Written exercise ▸
Search the data below for the word "letter" and copy each line that holds it.

⟨

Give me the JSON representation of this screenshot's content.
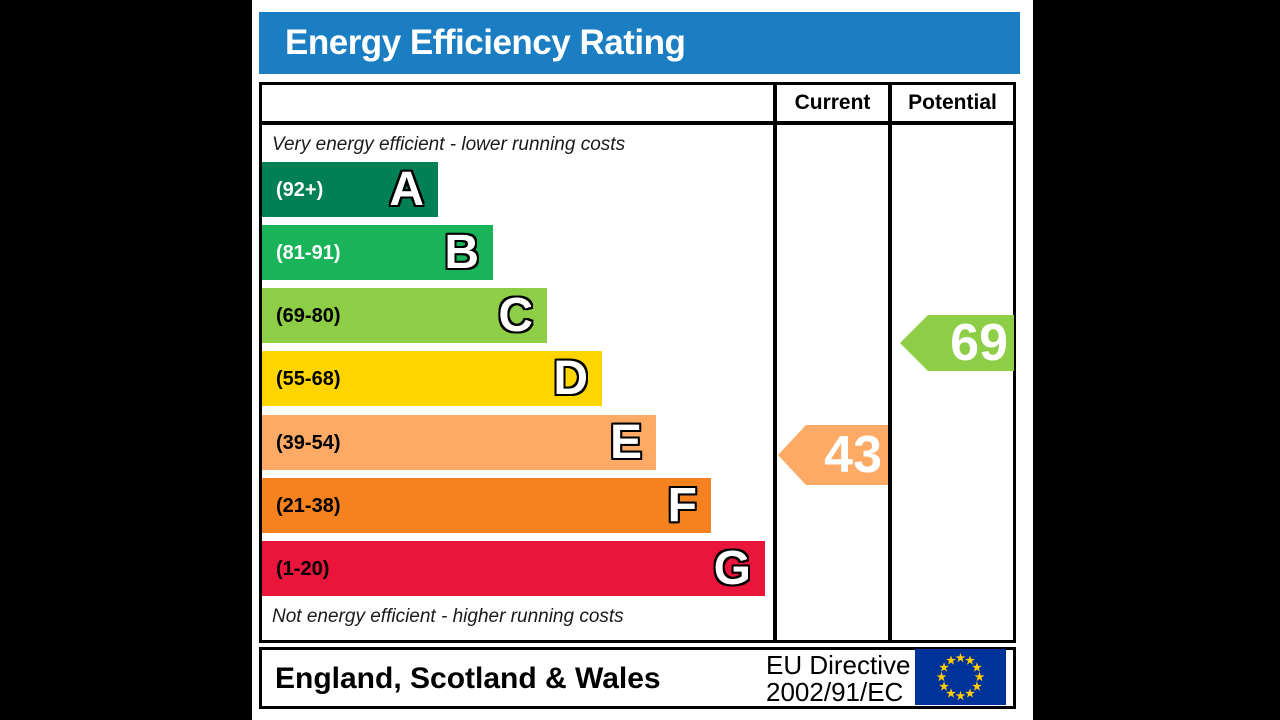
{
  "header": {
    "title": "Energy Efficiency Rating",
    "bg_color": "#1b7ec3"
  },
  "columns": {
    "current": "Current",
    "potential": "Potential"
  },
  "chart_data": {
    "type": "bar",
    "title": "Energy Efficiency Rating",
    "top_caption": "Very energy efficient - lower running costs",
    "bottom_caption": "Not energy efficient - higher running costs",
    "bands": [
      {
        "letter": "A",
        "range_label": "(92+)",
        "min": 92,
        "max": 100,
        "color": "#008054",
        "label_color": "#ffffff"
      },
      {
        "letter": "B",
        "range_label": "(81-91)",
        "min": 81,
        "max": 91,
        "color": "#19b459",
        "label_color": "#ffffff"
      },
      {
        "letter": "C",
        "range_label": "(69-80)",
        "min": 69,
        "max": 80,
        "color": "#8dce46",
        "label_color": "#000000"
      },
      {
        "letter": "D",
        "range_label": "(55-68)",
        "min": 55,
        "max": 68,
        "color": "#ffd500",
        "label_color": "#000000"
      },
      {
        "letter": "E",
        "range_label": "(39-54)",
        "min": 39,
        "max": 54,
        "color": "#fcaa65",
        "label_color": "#000000"
      },
      {
        "letter": "F",
        "range_label": "(21-38)",
        "min": 21,
        "max": 38,
        "color": "#f5821f",
        "label_color": "#000000"
      },
      {
        "letter": "G",
        "range_label": "(1-20)",
        "min": 1,
        "max": 20,
        "color": "#e9153b",
        "label_color": "#000000"
      }
    ],
    "current": {
      "value": 43,
      "band": "E",
      "color": "#fcaa65"
    },
    "potential": {
      "value": 69,
      "band": "C",
      "color": "#8dce46"
    }
  },
  "footer": {
    "region": "England, Scotland & Wales",
    "directive_line1": "EU Directive",
    "directive_line2": "2002/91/EC",
    "flag": {
      "icon": "eu-flag-icon",
      "bg": "#003399",
      "star_color": "#ffcc00",
      "star_count": 12
    }
  }
}
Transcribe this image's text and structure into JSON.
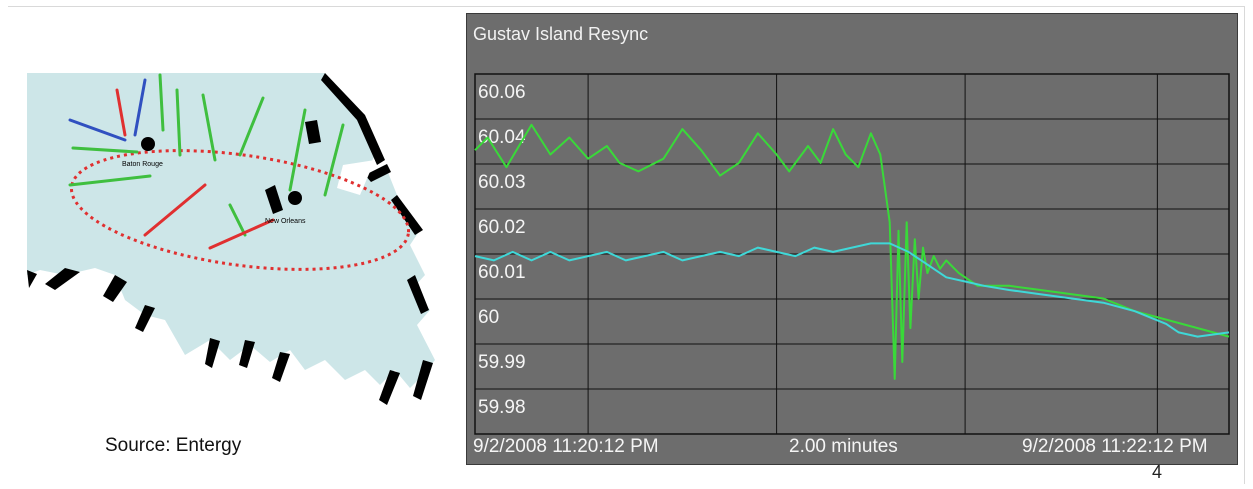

⟩

Answer below ▸
        "letter": "A",
        "letter": "B",
        "letter": "C",
        "letter": "D",
        "letter": "E",
        "letter": "F",
        "letter": "G",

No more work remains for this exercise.